Collection entries
────────────────────

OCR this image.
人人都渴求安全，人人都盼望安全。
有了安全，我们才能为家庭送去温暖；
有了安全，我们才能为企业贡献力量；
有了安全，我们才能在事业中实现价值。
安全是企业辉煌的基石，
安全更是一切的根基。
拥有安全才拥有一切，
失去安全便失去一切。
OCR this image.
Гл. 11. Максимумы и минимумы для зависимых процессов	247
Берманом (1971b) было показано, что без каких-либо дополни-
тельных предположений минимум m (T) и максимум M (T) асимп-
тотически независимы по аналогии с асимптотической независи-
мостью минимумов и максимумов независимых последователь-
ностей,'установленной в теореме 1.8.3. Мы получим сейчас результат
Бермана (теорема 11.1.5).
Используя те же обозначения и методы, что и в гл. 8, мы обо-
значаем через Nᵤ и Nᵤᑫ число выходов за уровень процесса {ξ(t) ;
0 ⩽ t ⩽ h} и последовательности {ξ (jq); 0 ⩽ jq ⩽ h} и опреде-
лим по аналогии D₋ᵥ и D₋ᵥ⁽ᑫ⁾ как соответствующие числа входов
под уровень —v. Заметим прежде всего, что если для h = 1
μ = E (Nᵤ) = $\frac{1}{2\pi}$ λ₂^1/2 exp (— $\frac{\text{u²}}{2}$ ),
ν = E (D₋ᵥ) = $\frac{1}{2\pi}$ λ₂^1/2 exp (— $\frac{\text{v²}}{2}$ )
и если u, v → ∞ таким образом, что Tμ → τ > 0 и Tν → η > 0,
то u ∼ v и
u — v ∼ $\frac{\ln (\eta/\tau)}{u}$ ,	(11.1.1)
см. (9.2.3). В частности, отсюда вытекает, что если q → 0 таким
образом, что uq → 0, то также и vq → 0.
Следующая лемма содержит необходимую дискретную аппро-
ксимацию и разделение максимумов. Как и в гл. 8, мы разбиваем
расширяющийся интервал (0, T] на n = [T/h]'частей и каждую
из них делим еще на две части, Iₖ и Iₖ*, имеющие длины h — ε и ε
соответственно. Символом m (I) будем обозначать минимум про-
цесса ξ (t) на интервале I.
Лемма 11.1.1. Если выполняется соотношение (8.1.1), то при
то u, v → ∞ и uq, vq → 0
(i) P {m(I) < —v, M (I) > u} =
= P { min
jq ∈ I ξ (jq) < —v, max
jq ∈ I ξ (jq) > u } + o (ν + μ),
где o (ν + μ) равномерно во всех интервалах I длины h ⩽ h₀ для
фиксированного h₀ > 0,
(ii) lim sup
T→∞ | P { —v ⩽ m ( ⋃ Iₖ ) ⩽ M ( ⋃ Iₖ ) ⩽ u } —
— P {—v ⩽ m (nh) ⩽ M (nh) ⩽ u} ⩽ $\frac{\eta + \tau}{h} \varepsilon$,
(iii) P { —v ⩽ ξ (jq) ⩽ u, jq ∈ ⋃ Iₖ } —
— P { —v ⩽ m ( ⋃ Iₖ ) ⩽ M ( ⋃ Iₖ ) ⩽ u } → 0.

────────────────────

◆ **Written task**:
Write out the data exactly as it stands.

◆ **The completed task**:
OCR this image.
人人都渴求安全，人人都盼望安全。
有了安全，我们才能为家庭送去温暖；
有了安全，我们才能为企业贡献力量；
有了安全，我们才能在事业中实现价值。
安全是企业辉煌的基石，
安全更是一切的根基。
拥有安全才拥有一切，
失去安全便失去一切。
OCR this image.
Гл. 11. Максимумы и минимумы для зависимых процессов	247
Берманом (1971b) было показано, что без каких-либо дополни-
тельных предположений минимум m (T) и максимум M (T) асимп-
тотически независимы по аналогии с асимптотической независи-
мостью минимумов и максимумов независимых последователь-
ностей,'установленной в теореме 1.8.3. Мы получим сейчас результат
Бермана (теорема 11.1.5).
Используя те же обозначения и методы, что и в гл. 8, мы обо-
значаем через Nᵤ и Nᵤᑫ число выходов за уровень процесса {ξ(t) ;
0 ⩽ t ⩽ h} и последовательности {ξ (jq); 0 ⩽ jq ⩽ h} и опреде-
лим по аналогии D₋ᵥ и D₋ᵥ⁽ᑫ⁾ как соответствующие числа входов
под уровень —v. Заметим прежде всего, что если для h = 1
μ = E (Nᵤ) = $\frac{1}{2\pi}$ λ₂^1/2 exp (— $\frac{\text{u²}}{2}$ ),
ν = E (D₋ᵥ) = $\frac{1}{2\pi}$ λ₂^1/2 exp (— $\frac{\text{v²}}{2}$ )
и если u, v → ∞ таким образом, что Tμ → τ > 0 и Tν → η > 0,
то u ∼ v и
u — v ∼ $\frac{\ln (\eta/\tau)}{u}$ ,	(11.1.1)
см. (9.2.3). В частности, отсюда вытекает, что если q → 0 таким
образом, что uq → 0, то также и vq → 0.
Следующая лемма содержит необходимую дискретную аппро-
ксимацию и разделение максимумов. Как и в гл. 8, мы разбиваем
расширяющийся интервал (0, T] на n = [T/h]'частей и каждую
из них делим еще на две части, Iₖ и Iₖ*, имеющие длины h — ε и ε
соответственно. Символом m (I) будем обозначать минимум про-
цесса ξ (t) на интервале I.
Лемма 11.1.1. Если выполняется соотношение (8.1.1), то при
то u, v → ∞ и uq, vq → 0
(i) P {m(I) < —v, M (I) > u} =
= P { min
jq ∈ I ξ (jq) < —v, max
jq ∈ I ξ (jq) > u } + o (ν + μ),
где o (ν + μ) равномерно во всех интервалах I длины h ⩽ h₀ для
фиксированного h₀ > 0,
(ii) lim sup
T→∞ | P { —v ⩽ m ( ⋃ Iₖ ) ⩽ M ( ⋃ Iₖ ) ⩽ u } —
— P {—v ⩽ m (nh) ⩽ M (nh) ⩽ u} ⩽ $\frac{\eta + \tau}{h} \varepsilon$,
(iii) P { —v ⩽ ξ (jq) ⩽ u, jq ∈ ⋃ Iₖ } —
— P { —v ⩽ m ( ⋃ Iₖ ) ⩽ M ( ⋃ Iₖ ) ⩽ u } → 0.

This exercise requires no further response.